→ Short task: Omit every picture, then give all the entries again exactly.

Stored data
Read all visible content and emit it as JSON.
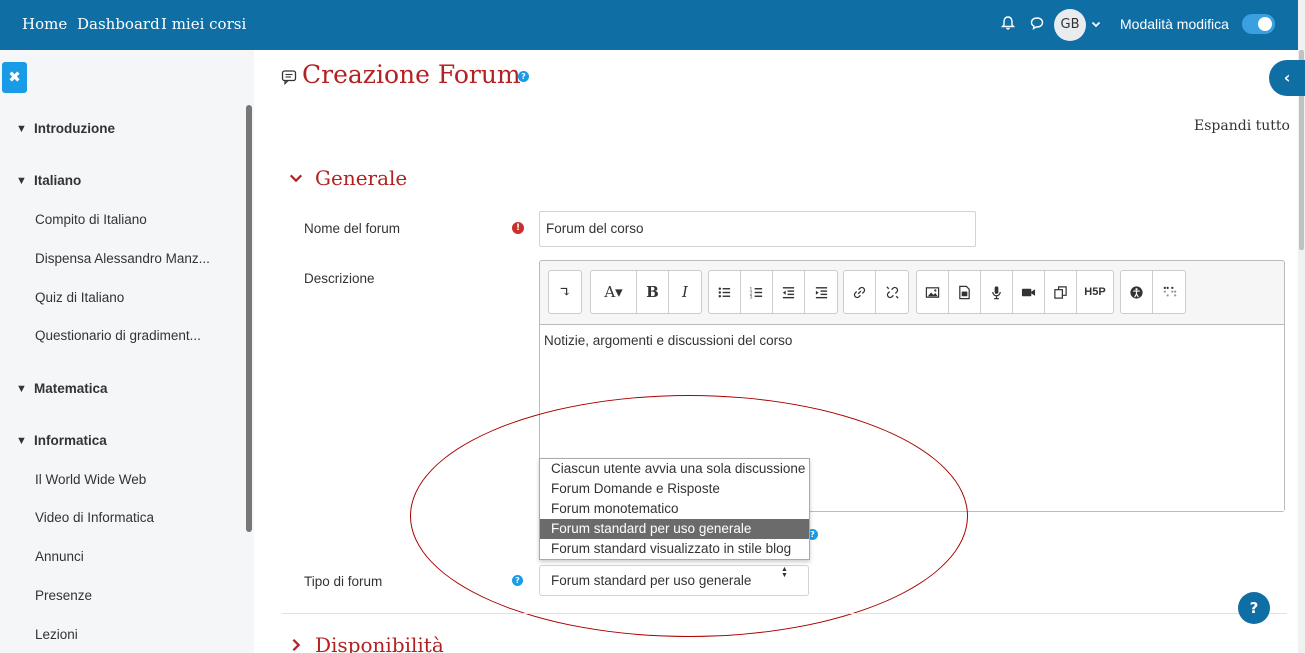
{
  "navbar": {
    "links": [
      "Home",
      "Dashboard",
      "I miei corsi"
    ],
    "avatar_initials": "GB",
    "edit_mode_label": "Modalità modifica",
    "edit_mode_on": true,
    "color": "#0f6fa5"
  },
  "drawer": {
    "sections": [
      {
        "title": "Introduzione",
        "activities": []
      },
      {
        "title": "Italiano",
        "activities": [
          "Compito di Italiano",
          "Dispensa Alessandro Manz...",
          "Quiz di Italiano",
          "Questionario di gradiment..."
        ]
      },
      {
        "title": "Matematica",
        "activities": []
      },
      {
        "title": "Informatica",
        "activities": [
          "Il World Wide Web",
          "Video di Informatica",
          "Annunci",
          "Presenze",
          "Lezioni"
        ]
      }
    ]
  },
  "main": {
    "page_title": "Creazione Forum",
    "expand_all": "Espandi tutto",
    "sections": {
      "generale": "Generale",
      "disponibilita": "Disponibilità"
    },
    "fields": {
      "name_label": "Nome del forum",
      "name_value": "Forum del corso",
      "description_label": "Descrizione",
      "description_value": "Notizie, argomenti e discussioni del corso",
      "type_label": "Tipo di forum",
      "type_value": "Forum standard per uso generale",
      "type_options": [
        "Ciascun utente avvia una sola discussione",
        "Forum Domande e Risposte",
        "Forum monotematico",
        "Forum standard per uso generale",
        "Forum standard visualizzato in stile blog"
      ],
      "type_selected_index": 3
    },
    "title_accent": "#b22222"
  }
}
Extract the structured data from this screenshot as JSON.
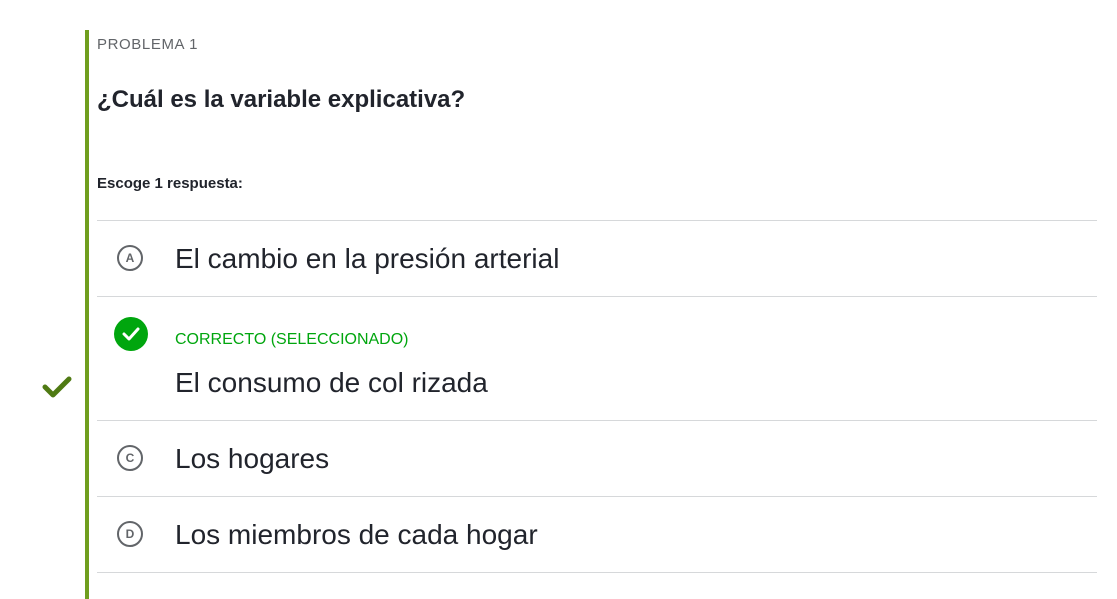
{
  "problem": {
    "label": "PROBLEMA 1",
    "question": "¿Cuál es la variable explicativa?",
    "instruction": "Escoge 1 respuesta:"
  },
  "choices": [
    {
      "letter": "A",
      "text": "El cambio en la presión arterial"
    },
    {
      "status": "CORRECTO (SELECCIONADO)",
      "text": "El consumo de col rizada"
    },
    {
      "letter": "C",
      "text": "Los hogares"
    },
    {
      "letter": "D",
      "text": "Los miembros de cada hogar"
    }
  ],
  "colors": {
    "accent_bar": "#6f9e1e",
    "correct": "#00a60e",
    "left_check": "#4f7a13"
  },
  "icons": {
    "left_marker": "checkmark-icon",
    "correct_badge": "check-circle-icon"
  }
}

→ Exercise answer:
Read all visible content and emit it as JSON.
{
  "navbar": {
    "links": [
      "Home",
      "Dashboard",
      "I miei corsi"
    ],
    "avatar_initials": "GB",
    "edit_mode_label": "Modalità modifica",
    "edit_mode_on": true,
    "color": "#0f6fa5"
  },
  "drawer": {
    "sections": [
      {
        "title": "Introduzione",
        "activities": []
      },
      {
        "title": "Italiano",
        "activities": [
          "Compito di Italiano",
          "Dispensa Alessandro Manz...",
          "Quiz di Italiano",
          "Questionario di gradiment..."
        ]
      },
      {
        "title": "Matematica",
        "activities": []
      },
      {
        "title": "Informatica",
        "activities": [
          "Il World Wide Web",
          "Video di Informatica",
          "Annunci",
          "Presenze",
          "Lezioni"
        ]
      }
    ]
  },
  "main": {
    "page_title": "Creazione Forum",
    "expand_all": "Espandi tutto",
    "sections": {
      "generale": "Generale",
      "disponibilita": "Disponibilità"
    },
    "fields": {
      "name_label": "Nome del forum",
      "name_value": "Forum del corso",
      "description_label": "Descrizione",
      "description_value": "Notizie, argomenti e discussioni del corso",
      "type_label": "Tipo di forum",
      "type_value": "Forum standard per uso generale",
      "type_options": [
        "Ciascun utente avvia una sola discussione",
        "Forum Domande e Risposte",
        "Forum monotematico",
        "Forum standard per uso generale",
        "Forum standard visualizzato in stile blog"
      ],
      "type_selected_index": 3
    },
    "title_accent": "#b22222"
  }
}
Extract the structured data from this screenshot as JSON.
{
  "problem": {
    "label": "PROBLEMA 1",
    "question": "¿Cuál es la variable explicativa?",
    "instruction": "Escoge 1 respuesta:"
  },
  "choices": [
    {
      "letter": "A",
      "text": "El cambio en la presión arterial"
    },
    {
      "status": "CORRECTO (SELECCIONADO)",
      "text": "El consumo de col rizada"
    },
    {
      "letter": "C",
      "text": "Los hogares"
    },
    {
      "letter": "D",
      "text": "Los miembros de cada hogar"
    }
  ],
  "colors": {
    "accent_bar": "#6f9e1e",
    "correct": "#00a60e",
    "left_check": "#4f7a13"
  },
  "icons": {
    "left_marker": "checkmark-icon",
    "correct_badge": "check-circle-icon"
  }
}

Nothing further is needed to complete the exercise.